WORK TO BE COMPLETED -> In the entries that follow, find the word "Комарова" and report each line it is on.

(Data excerpts)
◇ ◇ ◇ ◇ ◇ ◇ ◇

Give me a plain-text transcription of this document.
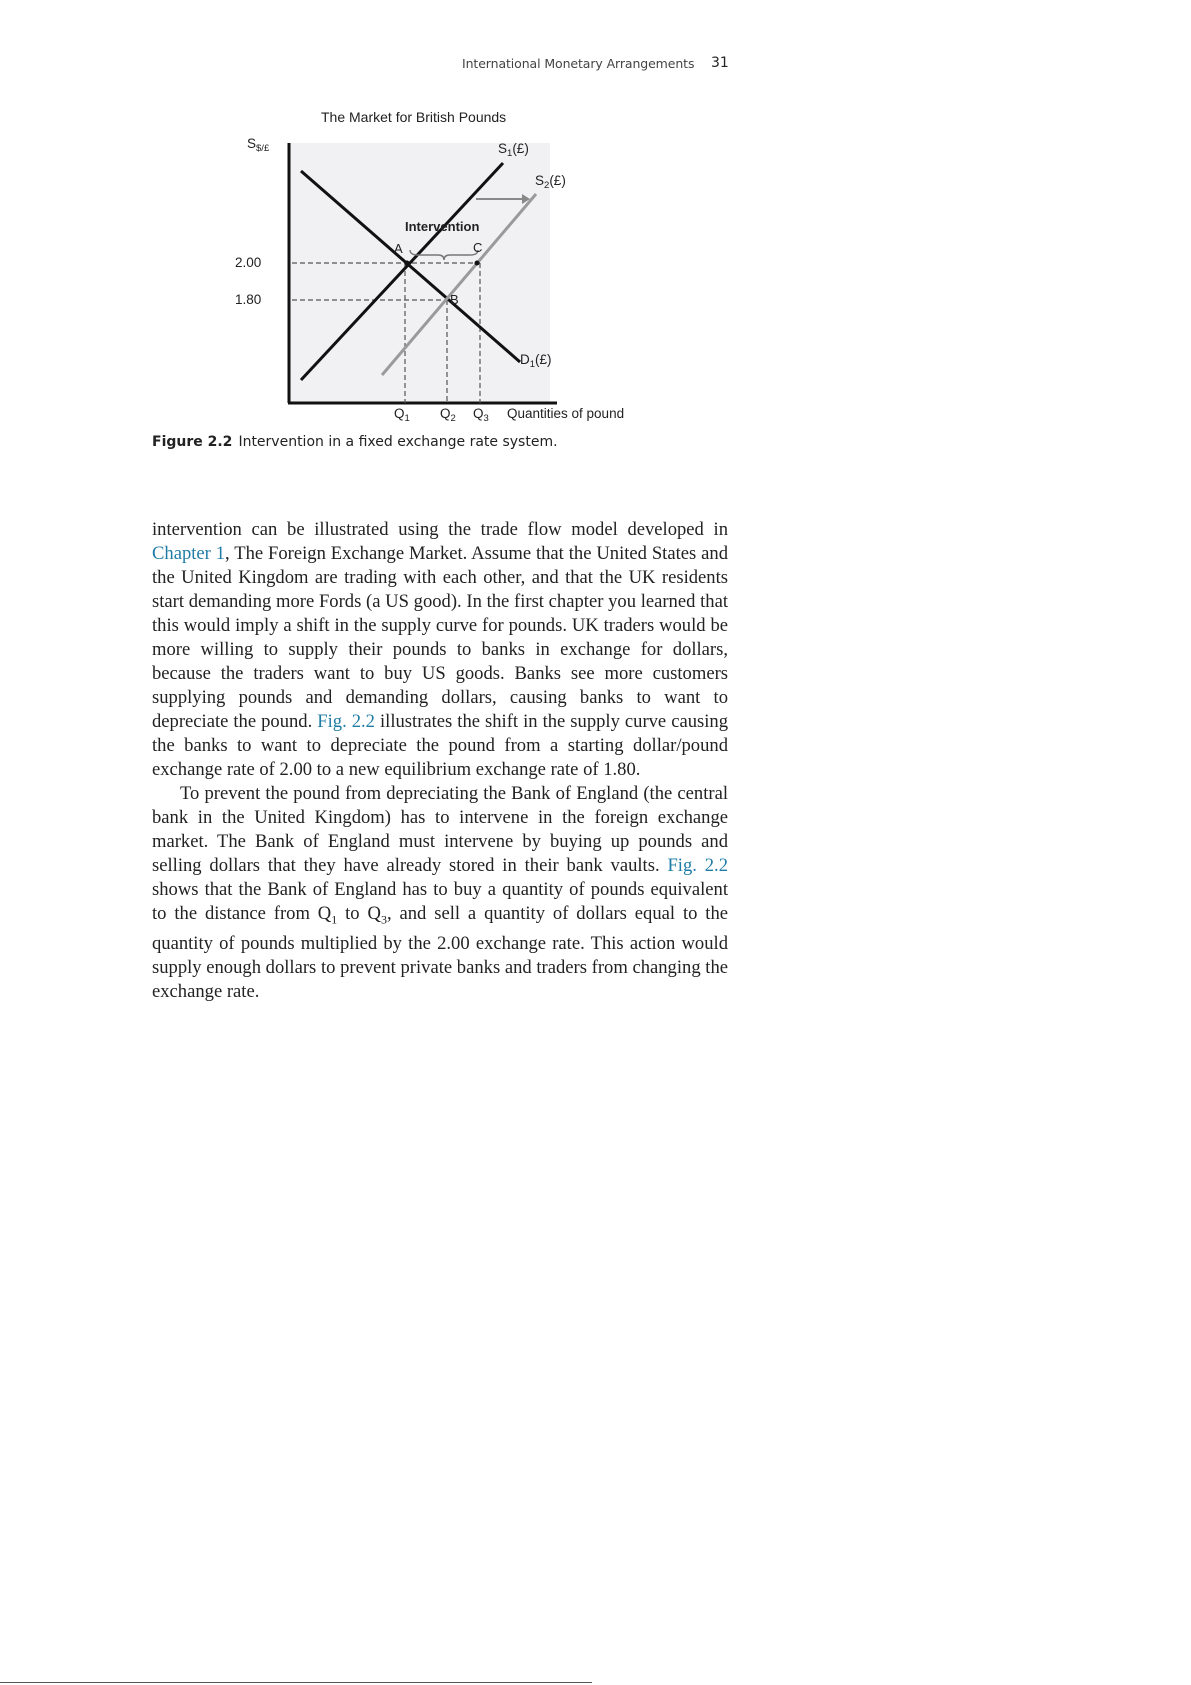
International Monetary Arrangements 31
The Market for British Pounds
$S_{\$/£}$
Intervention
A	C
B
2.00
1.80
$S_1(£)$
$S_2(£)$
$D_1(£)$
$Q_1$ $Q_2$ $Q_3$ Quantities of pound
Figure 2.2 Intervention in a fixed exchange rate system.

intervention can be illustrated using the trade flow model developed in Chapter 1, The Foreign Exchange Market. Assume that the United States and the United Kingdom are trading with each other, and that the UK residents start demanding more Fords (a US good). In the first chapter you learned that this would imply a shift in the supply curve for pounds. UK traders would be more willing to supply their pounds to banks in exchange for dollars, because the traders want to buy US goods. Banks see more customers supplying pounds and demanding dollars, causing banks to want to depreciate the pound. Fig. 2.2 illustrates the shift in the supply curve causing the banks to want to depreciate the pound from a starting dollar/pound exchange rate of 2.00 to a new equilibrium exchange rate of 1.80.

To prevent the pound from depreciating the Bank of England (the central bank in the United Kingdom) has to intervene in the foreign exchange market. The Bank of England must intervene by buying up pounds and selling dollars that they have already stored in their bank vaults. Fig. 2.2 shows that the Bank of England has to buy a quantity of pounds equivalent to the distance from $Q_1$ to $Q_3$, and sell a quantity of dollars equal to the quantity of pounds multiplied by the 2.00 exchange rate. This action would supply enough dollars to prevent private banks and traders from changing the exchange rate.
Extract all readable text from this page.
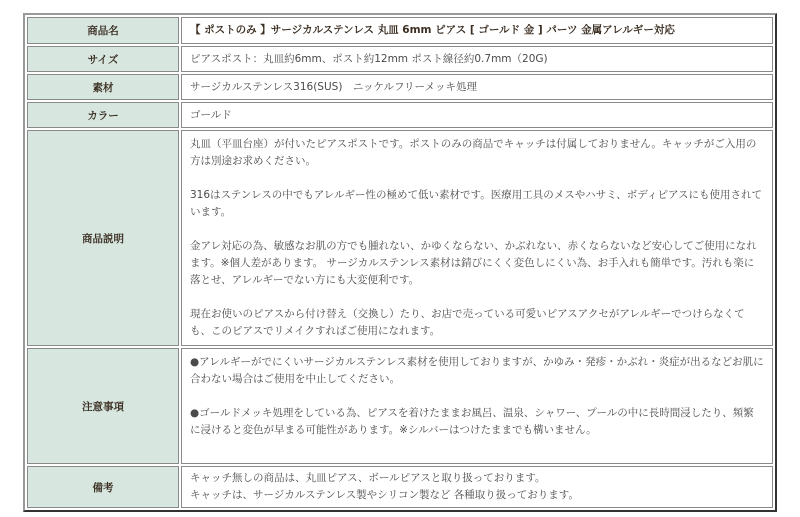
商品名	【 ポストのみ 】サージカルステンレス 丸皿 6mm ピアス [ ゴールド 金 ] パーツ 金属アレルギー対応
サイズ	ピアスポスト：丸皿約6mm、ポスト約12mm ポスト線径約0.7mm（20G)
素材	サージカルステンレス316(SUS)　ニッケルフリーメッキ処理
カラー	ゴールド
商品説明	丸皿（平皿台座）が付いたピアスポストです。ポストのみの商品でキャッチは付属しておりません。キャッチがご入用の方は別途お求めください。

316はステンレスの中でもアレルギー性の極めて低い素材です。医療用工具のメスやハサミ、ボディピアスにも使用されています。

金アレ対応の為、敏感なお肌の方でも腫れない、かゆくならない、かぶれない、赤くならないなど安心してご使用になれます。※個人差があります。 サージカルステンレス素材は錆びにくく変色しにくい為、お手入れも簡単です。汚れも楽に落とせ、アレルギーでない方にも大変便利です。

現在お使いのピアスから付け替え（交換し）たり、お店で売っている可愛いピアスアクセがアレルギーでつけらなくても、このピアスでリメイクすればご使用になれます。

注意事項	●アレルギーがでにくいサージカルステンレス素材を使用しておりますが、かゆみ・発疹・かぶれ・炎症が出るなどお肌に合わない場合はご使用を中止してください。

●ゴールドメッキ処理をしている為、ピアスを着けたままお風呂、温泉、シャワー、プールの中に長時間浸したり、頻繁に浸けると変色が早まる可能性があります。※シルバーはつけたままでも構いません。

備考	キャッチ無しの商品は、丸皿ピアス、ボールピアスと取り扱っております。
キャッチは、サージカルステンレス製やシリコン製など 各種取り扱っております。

◇ ◇ ◇ ◇ ◇ ◇ ◇

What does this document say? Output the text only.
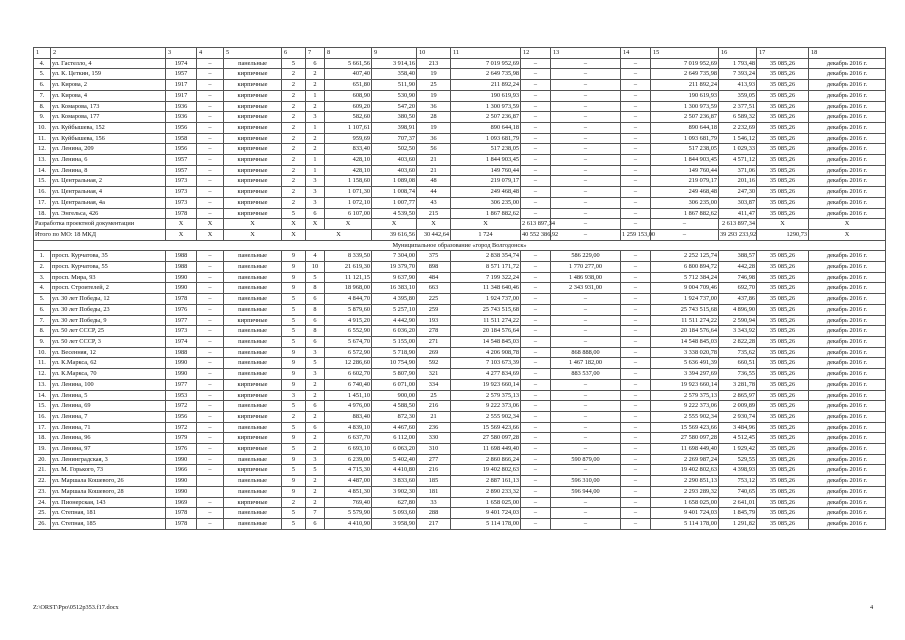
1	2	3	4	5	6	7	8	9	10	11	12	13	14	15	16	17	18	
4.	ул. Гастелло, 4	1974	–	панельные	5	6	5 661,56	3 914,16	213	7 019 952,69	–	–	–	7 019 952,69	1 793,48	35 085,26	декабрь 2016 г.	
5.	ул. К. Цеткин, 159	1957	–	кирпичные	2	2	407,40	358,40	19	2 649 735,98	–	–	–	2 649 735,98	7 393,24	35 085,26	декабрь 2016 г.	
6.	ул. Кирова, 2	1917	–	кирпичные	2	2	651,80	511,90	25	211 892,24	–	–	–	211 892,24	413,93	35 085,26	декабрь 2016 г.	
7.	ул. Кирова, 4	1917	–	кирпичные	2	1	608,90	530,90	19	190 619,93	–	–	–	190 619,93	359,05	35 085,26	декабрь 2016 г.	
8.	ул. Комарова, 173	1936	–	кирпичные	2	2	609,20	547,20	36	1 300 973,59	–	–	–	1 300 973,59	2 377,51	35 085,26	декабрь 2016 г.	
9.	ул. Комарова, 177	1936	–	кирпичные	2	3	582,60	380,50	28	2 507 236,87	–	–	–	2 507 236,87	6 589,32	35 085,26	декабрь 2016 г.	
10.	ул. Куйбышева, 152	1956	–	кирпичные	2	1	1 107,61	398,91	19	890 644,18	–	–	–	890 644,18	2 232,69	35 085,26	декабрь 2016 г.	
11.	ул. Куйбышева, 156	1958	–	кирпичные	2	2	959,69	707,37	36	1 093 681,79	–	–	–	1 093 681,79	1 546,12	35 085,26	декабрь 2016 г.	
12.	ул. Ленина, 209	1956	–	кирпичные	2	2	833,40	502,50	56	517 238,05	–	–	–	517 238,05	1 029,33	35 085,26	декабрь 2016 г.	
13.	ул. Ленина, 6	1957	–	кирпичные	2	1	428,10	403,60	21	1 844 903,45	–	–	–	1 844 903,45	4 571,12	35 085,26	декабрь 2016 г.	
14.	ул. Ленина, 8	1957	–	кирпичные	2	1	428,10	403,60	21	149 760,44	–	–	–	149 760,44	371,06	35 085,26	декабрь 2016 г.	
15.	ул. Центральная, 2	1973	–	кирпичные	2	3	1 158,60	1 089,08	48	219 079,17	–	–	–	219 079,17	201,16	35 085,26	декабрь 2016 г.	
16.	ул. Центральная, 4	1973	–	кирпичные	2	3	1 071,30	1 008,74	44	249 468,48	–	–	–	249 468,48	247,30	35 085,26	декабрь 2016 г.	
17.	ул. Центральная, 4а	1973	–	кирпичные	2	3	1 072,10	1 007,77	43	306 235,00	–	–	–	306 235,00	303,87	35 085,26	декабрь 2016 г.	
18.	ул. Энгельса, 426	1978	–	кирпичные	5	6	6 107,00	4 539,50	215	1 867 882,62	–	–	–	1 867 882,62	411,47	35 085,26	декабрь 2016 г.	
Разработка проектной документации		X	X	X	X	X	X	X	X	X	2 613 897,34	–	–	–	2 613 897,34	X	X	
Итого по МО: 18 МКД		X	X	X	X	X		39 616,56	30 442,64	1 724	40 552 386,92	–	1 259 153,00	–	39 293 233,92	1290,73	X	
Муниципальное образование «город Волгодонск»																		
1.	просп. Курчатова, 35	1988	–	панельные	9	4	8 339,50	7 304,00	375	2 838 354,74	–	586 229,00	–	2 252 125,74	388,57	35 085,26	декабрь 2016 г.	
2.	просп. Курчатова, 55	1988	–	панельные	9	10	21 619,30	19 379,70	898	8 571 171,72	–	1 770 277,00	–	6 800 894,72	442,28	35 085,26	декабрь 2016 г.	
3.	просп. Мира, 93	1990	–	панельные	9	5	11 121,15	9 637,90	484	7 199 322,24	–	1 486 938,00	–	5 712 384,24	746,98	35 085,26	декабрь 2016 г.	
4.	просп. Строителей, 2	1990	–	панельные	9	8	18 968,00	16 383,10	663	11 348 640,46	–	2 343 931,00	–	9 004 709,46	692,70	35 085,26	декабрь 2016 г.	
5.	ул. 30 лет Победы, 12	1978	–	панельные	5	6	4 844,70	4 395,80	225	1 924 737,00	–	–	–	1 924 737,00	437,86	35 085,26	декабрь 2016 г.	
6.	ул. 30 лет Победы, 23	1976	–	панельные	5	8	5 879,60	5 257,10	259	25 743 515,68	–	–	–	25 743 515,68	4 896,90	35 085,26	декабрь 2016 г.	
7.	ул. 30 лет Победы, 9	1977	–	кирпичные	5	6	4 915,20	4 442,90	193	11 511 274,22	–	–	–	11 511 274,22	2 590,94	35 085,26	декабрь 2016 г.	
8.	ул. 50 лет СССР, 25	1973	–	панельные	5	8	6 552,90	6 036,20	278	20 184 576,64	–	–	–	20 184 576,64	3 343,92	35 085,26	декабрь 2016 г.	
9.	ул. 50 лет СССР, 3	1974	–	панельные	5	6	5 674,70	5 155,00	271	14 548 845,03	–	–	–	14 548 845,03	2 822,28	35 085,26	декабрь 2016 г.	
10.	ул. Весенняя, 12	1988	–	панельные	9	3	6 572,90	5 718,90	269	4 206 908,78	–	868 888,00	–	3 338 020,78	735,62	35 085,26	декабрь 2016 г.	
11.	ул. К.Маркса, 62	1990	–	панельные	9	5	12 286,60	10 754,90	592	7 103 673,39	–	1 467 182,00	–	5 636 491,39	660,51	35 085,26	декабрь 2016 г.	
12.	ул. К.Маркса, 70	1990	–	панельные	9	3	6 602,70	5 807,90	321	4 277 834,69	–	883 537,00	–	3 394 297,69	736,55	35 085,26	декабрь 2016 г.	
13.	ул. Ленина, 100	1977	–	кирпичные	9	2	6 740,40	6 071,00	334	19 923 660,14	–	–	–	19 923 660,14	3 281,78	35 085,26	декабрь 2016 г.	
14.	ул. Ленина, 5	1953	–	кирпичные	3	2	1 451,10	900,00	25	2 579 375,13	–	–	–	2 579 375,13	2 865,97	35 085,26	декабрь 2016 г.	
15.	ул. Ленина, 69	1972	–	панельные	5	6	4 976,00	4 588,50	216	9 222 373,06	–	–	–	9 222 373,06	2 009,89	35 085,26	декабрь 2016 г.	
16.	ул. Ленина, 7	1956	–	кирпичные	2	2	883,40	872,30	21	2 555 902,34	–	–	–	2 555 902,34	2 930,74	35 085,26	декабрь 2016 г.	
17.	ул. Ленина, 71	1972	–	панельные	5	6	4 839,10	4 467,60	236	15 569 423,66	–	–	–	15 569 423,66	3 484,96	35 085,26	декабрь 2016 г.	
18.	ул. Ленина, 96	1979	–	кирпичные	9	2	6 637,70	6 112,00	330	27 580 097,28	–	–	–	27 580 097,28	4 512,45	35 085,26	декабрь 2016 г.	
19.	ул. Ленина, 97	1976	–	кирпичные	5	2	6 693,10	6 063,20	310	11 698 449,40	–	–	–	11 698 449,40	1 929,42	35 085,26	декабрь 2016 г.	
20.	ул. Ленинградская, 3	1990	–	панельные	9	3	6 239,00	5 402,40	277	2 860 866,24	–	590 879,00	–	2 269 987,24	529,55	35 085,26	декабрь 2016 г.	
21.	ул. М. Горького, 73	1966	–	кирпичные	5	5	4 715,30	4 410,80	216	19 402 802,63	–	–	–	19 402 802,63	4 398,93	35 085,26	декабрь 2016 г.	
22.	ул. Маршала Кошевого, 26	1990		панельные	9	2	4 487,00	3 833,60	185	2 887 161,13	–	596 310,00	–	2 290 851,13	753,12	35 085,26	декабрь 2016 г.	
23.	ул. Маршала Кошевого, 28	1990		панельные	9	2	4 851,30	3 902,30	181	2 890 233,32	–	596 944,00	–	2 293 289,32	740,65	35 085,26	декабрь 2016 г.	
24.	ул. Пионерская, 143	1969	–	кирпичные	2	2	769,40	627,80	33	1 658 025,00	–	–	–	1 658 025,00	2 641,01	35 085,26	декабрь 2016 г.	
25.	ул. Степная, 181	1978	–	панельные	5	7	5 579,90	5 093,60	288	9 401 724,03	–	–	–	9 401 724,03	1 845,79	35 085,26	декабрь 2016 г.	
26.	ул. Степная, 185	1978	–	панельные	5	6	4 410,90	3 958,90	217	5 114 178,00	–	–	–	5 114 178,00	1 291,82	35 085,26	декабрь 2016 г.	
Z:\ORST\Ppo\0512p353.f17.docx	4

◇ ◇ ◇ ◇ ◇ ◇ ◇

COMPLETED EXERCISE ->
8.	ул. Комарова, 173	1936	–	кирпичные	2	2	609,20	547,20	36	1 300 973,59	–	–	–	1 300 973,59	2 377,51	35 085,26	декабрь 2016 г.	
9.	ул. Комарова, 177	1936	–	кирпичные	2	3	582,60	380,50	28	2 507 236,87	–	–	–	2 507 236,87	6 589,32	35 085,26	декабрь 2016 г.	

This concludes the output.